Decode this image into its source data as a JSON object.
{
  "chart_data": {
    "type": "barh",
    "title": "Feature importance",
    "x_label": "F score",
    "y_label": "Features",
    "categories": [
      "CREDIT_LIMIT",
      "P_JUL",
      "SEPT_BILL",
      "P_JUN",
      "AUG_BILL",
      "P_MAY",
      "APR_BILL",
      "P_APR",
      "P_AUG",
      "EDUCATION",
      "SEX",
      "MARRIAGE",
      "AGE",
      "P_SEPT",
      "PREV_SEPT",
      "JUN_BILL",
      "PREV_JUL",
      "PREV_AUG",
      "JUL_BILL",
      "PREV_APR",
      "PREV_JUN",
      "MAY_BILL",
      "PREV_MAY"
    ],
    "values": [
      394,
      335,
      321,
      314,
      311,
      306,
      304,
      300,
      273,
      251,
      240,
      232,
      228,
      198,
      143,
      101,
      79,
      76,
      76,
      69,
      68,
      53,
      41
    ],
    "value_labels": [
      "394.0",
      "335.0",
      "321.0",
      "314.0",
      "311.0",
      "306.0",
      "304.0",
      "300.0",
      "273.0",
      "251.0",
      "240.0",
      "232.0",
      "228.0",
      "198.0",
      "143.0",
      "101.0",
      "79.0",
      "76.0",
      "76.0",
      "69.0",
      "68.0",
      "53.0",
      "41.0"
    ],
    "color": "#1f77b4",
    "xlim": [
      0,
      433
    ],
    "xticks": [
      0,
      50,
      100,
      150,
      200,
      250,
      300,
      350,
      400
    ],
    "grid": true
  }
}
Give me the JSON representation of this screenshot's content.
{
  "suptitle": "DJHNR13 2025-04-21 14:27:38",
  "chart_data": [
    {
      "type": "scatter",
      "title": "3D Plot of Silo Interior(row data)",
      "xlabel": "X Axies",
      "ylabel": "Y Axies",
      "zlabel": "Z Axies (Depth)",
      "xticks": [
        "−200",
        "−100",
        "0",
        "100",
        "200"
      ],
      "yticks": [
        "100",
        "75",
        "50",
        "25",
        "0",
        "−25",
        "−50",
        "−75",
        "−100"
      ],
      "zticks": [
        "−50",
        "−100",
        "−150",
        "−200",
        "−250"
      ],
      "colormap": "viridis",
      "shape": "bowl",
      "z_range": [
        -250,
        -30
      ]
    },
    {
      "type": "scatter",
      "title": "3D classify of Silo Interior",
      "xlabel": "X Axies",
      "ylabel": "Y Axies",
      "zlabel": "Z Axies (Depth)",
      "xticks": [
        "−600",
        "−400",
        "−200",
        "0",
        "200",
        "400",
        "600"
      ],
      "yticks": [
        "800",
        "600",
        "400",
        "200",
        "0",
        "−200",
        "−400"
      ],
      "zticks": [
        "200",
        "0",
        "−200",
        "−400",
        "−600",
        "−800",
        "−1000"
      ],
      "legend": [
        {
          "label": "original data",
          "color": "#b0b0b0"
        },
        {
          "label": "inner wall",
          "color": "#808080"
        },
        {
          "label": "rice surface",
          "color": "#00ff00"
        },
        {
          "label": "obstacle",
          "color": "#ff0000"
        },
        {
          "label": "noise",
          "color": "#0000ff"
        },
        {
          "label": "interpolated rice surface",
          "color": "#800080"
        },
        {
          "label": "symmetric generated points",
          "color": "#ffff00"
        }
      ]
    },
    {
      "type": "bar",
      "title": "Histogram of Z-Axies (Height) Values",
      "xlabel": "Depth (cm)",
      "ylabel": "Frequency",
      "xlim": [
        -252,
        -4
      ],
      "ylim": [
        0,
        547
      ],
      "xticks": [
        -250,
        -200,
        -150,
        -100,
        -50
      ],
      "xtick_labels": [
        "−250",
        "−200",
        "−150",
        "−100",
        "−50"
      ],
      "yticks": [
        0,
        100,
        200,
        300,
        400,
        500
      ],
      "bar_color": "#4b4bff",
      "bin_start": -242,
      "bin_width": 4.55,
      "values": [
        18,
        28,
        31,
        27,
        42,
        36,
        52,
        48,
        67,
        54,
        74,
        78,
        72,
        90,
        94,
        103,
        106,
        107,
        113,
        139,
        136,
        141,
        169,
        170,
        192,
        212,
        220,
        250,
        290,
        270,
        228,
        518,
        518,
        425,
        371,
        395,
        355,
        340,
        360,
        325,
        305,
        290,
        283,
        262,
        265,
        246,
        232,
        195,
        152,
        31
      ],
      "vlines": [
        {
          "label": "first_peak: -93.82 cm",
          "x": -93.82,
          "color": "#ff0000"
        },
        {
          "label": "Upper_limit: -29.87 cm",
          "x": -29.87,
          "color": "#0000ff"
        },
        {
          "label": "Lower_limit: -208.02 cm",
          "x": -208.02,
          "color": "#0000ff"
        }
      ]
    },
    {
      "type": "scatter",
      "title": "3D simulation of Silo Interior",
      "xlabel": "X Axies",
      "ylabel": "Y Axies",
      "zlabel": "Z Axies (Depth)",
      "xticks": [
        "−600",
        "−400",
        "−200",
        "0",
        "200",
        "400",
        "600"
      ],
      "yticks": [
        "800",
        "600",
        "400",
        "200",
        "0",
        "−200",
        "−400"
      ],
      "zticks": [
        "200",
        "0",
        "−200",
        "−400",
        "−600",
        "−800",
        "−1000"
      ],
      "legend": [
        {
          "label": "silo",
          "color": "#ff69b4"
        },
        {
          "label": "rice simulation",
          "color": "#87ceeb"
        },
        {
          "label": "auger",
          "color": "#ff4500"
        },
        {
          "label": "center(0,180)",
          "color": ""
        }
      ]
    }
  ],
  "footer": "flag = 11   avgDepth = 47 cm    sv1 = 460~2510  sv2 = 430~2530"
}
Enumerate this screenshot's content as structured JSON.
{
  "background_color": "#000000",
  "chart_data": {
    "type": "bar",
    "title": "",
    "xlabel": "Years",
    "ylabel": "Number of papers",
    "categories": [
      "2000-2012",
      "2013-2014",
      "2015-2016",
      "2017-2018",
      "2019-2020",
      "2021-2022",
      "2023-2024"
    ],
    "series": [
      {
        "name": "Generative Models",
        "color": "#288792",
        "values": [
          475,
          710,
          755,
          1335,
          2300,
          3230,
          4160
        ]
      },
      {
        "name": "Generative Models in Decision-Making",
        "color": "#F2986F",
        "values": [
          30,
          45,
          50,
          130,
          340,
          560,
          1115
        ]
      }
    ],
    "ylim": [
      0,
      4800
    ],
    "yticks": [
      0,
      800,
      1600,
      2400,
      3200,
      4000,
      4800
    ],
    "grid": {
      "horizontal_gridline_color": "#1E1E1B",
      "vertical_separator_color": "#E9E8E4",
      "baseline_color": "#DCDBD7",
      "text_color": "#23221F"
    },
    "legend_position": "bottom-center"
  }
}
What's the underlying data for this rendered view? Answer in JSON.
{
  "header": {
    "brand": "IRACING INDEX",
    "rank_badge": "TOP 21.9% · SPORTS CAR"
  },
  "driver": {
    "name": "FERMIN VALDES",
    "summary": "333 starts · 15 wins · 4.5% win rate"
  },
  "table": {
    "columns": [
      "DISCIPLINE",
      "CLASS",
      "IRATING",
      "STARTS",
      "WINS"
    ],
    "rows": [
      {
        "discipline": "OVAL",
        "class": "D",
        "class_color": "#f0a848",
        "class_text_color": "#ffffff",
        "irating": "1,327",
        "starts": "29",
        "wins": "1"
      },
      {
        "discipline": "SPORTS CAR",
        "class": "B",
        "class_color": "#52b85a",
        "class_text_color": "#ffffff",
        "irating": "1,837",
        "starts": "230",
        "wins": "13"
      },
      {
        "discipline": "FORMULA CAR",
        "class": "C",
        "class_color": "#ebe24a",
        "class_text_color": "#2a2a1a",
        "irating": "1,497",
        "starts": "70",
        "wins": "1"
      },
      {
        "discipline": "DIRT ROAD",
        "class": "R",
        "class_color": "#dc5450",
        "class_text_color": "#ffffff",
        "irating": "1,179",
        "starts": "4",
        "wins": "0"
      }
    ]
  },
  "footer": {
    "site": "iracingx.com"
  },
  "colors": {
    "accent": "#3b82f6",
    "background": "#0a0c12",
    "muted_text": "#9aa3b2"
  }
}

* * * * * * * * *

Written problem »
Select every line of the records holding the string "content".

Solved exercise »
Give me the JSON representation of this screenshot's content.
Enumerate this screenshot's content as structured JSON.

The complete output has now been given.